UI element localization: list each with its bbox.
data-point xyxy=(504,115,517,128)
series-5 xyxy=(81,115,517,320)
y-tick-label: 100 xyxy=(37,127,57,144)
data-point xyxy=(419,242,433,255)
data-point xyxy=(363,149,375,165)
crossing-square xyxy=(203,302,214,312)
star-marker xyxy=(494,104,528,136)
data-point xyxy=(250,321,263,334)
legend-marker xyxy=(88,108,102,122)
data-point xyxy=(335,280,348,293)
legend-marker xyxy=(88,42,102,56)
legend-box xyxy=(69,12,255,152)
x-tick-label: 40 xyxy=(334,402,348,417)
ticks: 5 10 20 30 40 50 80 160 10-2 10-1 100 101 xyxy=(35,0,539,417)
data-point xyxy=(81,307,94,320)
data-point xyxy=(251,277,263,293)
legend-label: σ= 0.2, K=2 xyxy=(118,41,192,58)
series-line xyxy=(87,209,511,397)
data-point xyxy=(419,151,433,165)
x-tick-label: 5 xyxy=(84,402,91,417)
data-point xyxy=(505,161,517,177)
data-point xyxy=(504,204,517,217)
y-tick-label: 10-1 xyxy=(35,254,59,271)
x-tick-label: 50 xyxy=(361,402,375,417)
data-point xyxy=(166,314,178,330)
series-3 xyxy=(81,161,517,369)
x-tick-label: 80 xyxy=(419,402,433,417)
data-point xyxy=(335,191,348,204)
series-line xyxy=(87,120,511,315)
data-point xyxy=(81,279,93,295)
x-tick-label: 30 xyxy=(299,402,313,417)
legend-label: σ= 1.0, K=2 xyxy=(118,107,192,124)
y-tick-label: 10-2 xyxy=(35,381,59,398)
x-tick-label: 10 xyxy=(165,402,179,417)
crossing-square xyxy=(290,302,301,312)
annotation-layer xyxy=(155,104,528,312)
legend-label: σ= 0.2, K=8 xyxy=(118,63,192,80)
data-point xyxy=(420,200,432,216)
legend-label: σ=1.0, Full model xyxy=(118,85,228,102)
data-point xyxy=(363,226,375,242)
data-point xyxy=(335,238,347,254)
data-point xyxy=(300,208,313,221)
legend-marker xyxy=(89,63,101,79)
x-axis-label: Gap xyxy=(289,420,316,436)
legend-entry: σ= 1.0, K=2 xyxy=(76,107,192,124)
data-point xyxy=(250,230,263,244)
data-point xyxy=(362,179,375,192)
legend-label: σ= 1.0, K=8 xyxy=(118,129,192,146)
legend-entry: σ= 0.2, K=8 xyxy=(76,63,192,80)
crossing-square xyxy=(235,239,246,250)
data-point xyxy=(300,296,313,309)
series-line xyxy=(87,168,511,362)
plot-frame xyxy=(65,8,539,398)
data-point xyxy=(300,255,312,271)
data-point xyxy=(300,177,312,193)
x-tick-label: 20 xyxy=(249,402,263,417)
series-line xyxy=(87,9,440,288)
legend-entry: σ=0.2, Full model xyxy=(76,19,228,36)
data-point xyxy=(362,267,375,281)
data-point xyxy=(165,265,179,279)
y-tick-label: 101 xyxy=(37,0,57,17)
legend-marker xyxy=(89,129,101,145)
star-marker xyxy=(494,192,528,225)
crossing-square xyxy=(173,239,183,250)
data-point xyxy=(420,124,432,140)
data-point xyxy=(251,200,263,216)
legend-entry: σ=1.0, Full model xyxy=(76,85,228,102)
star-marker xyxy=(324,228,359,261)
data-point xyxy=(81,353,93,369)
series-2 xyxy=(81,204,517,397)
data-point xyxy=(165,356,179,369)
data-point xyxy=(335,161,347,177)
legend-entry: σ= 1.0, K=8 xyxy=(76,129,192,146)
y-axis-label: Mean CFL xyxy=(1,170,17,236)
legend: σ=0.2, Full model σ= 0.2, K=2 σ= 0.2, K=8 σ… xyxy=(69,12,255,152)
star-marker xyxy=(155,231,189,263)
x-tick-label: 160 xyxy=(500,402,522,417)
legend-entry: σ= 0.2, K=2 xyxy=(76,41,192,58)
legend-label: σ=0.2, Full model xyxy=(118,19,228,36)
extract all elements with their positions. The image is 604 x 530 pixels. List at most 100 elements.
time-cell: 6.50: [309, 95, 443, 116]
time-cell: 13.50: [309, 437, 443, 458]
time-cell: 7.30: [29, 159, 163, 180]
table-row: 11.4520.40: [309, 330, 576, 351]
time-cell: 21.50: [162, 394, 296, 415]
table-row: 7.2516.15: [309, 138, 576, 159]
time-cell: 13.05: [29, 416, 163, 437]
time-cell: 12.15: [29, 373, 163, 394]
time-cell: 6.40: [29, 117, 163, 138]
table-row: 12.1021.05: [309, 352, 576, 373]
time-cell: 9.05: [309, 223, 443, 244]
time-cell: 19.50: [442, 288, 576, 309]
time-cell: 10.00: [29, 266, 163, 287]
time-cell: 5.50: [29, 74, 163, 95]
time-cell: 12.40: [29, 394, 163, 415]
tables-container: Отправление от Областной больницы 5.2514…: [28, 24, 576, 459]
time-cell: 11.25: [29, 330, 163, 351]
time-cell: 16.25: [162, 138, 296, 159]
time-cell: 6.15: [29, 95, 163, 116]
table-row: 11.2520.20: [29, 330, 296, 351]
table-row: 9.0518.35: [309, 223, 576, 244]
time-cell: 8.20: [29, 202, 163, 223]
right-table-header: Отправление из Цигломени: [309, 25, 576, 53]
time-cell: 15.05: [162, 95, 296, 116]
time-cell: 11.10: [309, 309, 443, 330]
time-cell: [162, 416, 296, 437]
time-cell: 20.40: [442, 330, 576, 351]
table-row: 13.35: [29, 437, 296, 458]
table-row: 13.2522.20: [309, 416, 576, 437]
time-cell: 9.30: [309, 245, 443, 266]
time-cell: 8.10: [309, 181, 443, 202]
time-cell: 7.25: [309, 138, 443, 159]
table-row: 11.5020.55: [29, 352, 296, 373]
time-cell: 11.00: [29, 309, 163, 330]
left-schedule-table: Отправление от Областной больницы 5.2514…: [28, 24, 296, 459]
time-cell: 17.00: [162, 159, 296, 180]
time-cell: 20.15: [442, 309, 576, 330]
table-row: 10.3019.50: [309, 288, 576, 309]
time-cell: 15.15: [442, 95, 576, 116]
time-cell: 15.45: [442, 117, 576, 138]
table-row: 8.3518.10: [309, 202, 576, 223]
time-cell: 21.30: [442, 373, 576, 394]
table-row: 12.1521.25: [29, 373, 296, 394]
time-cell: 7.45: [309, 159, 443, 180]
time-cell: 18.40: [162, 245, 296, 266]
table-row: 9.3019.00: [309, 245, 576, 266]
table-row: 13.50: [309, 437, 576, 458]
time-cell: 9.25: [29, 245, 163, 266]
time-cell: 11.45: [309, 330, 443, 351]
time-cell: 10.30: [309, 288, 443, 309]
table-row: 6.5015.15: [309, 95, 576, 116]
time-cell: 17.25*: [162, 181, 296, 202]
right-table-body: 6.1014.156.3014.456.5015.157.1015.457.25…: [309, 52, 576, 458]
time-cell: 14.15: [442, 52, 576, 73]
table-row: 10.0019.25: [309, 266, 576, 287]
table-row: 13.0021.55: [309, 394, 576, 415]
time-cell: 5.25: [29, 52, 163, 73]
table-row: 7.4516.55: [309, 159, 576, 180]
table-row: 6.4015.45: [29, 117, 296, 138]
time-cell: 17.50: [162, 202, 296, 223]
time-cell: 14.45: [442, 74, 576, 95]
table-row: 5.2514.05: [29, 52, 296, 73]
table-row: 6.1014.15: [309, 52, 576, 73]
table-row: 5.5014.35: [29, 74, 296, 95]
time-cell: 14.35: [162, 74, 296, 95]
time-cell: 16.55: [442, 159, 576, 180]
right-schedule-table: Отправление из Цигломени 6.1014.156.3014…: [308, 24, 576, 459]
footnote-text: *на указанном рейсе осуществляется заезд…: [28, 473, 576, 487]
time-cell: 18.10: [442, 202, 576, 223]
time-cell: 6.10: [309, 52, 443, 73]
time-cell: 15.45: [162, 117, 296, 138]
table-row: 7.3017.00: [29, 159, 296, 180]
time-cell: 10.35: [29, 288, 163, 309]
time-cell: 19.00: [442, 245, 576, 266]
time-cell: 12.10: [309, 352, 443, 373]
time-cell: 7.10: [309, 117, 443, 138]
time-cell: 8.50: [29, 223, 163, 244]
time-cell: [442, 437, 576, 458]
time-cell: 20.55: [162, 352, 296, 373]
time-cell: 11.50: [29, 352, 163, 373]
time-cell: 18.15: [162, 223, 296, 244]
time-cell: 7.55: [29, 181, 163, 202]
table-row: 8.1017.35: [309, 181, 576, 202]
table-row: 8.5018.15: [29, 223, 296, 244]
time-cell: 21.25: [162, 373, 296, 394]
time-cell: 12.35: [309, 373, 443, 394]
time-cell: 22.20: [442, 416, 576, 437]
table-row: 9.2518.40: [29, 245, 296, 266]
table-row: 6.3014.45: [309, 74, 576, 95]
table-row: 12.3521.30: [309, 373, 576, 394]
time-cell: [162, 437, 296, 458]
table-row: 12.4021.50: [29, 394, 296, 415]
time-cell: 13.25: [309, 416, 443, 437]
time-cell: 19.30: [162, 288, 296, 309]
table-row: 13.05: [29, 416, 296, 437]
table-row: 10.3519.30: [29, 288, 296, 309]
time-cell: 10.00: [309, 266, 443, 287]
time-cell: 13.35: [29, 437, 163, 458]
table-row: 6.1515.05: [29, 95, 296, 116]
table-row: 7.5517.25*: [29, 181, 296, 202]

__________________________________________________

• **Requirement**: Rewrite the lines from the first one through the line containing "x-tick-label: 40 xyxy=(334,402,348,417)", changing "legend-marker" to "legend-icon" and leaving everything else the same.

• **Exercise answer**:
UI element localization: list each with its bbox.
data-point xyxy=(504,115,517,128)
series-5 xyxy=(81,115,517,320)
y-tick-label: 100 xyxy=(37,127,57,144)
data-point xyxy=(419,242,433,255)
data-point xyxy=(363,149,375,165)
crossing-square xyxy=(203,302,214,312)
star-marker xyxy=(494,104,528,136)
data-point xyxy=(250,321,263,334)
legend-icon xyxy=(88,108,102,122)
data-point xyxy=(335,280,348,293)
legend-icon xyxy=(88,42,102,56)
legend-box xyxy=(69,12,255,152)
x-tick-label: 40 xyxy=(334,402,348,417)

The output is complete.